Task brief
Retype the following records line for line, without changing anything.

Record list
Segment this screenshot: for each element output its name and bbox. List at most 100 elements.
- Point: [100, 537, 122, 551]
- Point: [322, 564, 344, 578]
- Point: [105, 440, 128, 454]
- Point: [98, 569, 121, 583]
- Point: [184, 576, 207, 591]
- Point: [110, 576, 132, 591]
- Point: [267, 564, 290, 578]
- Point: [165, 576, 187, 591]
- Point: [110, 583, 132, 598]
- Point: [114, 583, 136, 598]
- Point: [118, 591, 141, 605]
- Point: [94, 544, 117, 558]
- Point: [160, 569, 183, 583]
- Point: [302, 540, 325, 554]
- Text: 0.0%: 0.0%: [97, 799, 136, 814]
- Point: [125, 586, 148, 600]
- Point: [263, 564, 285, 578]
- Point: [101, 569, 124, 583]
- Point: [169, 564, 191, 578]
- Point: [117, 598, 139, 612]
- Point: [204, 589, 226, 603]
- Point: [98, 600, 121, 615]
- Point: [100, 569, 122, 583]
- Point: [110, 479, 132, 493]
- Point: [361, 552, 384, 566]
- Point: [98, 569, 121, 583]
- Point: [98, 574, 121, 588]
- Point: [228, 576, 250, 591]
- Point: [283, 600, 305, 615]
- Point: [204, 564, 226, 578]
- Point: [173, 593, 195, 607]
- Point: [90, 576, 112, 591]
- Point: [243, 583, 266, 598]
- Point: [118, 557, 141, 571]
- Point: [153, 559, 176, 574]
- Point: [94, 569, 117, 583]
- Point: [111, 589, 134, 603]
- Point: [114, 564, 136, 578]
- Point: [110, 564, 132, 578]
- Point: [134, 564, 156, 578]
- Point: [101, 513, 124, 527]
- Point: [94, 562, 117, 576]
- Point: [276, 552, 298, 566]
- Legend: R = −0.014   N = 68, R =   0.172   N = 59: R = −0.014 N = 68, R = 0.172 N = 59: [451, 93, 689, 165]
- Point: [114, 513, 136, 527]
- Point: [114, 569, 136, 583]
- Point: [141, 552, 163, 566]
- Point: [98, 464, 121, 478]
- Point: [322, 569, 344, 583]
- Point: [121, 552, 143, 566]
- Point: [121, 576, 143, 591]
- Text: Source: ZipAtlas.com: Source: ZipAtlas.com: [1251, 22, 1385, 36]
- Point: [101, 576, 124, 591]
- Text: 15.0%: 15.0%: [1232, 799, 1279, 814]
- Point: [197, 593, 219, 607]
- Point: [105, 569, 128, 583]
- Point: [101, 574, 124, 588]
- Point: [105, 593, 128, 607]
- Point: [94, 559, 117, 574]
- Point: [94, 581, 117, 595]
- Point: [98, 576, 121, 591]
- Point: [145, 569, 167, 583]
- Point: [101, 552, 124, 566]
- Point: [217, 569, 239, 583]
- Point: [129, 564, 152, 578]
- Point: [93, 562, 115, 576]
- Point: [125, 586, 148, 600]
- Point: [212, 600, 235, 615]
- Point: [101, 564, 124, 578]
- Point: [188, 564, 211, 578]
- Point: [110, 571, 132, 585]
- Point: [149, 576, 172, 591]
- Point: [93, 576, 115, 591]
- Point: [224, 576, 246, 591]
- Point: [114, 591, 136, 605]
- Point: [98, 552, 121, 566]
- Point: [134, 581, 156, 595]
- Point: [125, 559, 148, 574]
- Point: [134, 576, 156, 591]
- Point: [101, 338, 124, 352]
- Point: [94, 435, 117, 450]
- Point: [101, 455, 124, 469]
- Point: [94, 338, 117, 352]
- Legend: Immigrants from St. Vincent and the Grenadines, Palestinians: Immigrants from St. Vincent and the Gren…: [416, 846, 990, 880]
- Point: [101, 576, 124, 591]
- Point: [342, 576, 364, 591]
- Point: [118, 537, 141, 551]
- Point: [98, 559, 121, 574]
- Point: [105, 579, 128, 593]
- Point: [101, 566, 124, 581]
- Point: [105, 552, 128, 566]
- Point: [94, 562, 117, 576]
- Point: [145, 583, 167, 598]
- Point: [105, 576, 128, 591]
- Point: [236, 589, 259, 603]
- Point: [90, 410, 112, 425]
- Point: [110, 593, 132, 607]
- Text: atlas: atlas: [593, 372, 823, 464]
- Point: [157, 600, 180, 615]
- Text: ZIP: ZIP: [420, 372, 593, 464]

The completed task
Segment this screenshot: for each element output its name and bbox. List at most 100 elements.
- Point: [100, 537, 122, 551]
- Point: [322, 564, 344, 578]
- Point: [105, 440, 128, 454]
- Point: [98, 569, 121, 583]
- Point: [184, 576, 207, 591]
- Point: [110, 576, 132, 591]
- Point: [267, 564, 290, 578]
- Point: [165, 576, 187, 591]
- Point: [110, 583, 132, 598]
- Point: [114, 583, 136, 598]
- Point: [118, 591, 141, 605]
- Point: [94, 544, 117, 558]
- Point: [160, 569, 183, 583]
- Point: [302, 540, 325, 554]
- Text: 0.0%: 0.0%: [97, 799, 136, 814]
- Point: [125, 586, 148, 600]
- Point: [263, 564, 285, 578]
- Point: [101, 569, 124, 583]
- Point: [169, 564, 191, 578]
- Point: [117, 598, 139, 612]
- Point: [204, 589, 226, 603]
- Point: [98, 600, 121, 615]
- Point: [100, 569, 122, 583]
- Point: [110, 479, 132, 493]
- Point: [361, 552, 384, 566]
- Point: [98, 569, 121, 583]
- Point: [98, 574, 121, 588]
- Point: [228, 576, 250, 591]
- Point: [283, 600, 305, 615]
- Point: [204, 564, 226, 578]
- Point: [173, 593, 195, 607]
- Point: [90, 576, 112, 591]
- Point: [243, 583, 266, 598]
- Point: [118, 557, 141, 571]
- Point: [153, 559, 176, 574]
- Point: [94, 569, 117, 583]
- Point: [111, 589, 134, 603]
- Point: [114, 564, 136, 578]
- Point: [110, 564, 132, 578]
- Point: [134, 564, 156, 578]
- Point: [101, 513, 124, 527]
- Point: [94, 562, 117, 576]
- Point: [276, 552, 298, 566]
- Legend: R = −0.014   N = 68, R =   0.172   N = 59: R = −0.014 N = 68, R = 0.172 N = 59: [451, 93, 689, 165]
- Point: [114, 513, 136, 527]
- Point: [114, 569, 136, 583]
- Point: [141, 552, 163, 566]
- Point: [98, 464, 121, 478]
- Point: [322, 569, 344, 583]
- Point: [121, 552, 143, 566]
- Point: [121, 576, 143, 591]
- Text: Source: ZipAtlas.com: Source: ZipAtlas.com: [1251, 22, 1385, 36]
- Point: [101, 576, 124, 591]
- Text: 15.0%: 15.0%: [1232, 799, 1279, 814]
- Point: [197, 593, 219, 607]
- Point: [105, 569, 128, 583]
- Point: [101, 574, 124, 588]
- Point: [105, 593, 128, 607]
- Point: [94, 559, 117, 574]
- Point: [94, 581, 117, 595]
- Point: [98, 576, 121, 591]
- Point: [145, 569, 167, 583]
- Point: [101, 552, 124, 566]
- Point: [217, 569, 239, 583]
- Point: [129, 564, 152, 578]
- Point: [93, 562, 115, 576]
- Point: [125, 586, 148, 600]
- Point: [212, 600, 235, 615]
- Point: [101, 564, 124, 578]
- Point: [188, 564, 211, 578]
- Point: [110, 571, 132, 585]
- Point: [149, 576, 172, 591]
- Point: [93, 576, 115, 591]
- Point: [224, 576, 246, 591]
- Point: [114, 591, 136, 605]
- Point: [98, 552, 121, 566]
- Point: [134, 581, 156, 595]
- Point: [125, 559, 148, 574]
- Point: [134, 576, 156, 591]
- Point: [101, 338, 124, 352]
- Point: [94, 435, 117, 450]
- Point: [101, 455, 124, 469]
- Point: [94, 338, 117, 352]
- Legend: Immigrants from St. Vincent and the Grenadines, Palestinians: Immigrants from St. Vincent and the Gren…: [416, 846, 990, 880]
- Point: [101, 576, 124, 591]
- Point: [342, 576, 364, 591]
- Point: [118, 537, 141, 551]
- Point: [98, 559, 121, 574]
- Point: [105, 579, 128, 593]
- Point: [101, 566, 124, 581]
- Point: [105, 552, 128, 566]
- Point: [94, 562, 117, 576]
- Point: [145, 583, 167, 598]
- Point: [105, 576, 128, 591]
- Point: [236, 589, 259, 603]
- Point: [90, 410, 112, 425]
- Point: [110, 593, 132, 607]
- Text: atlas: atlas: [593, 372, 823, 464]
- Point: [157, 600, 180, 615]
- Text: ZIP: ZIP: [420, 372, 593, 464]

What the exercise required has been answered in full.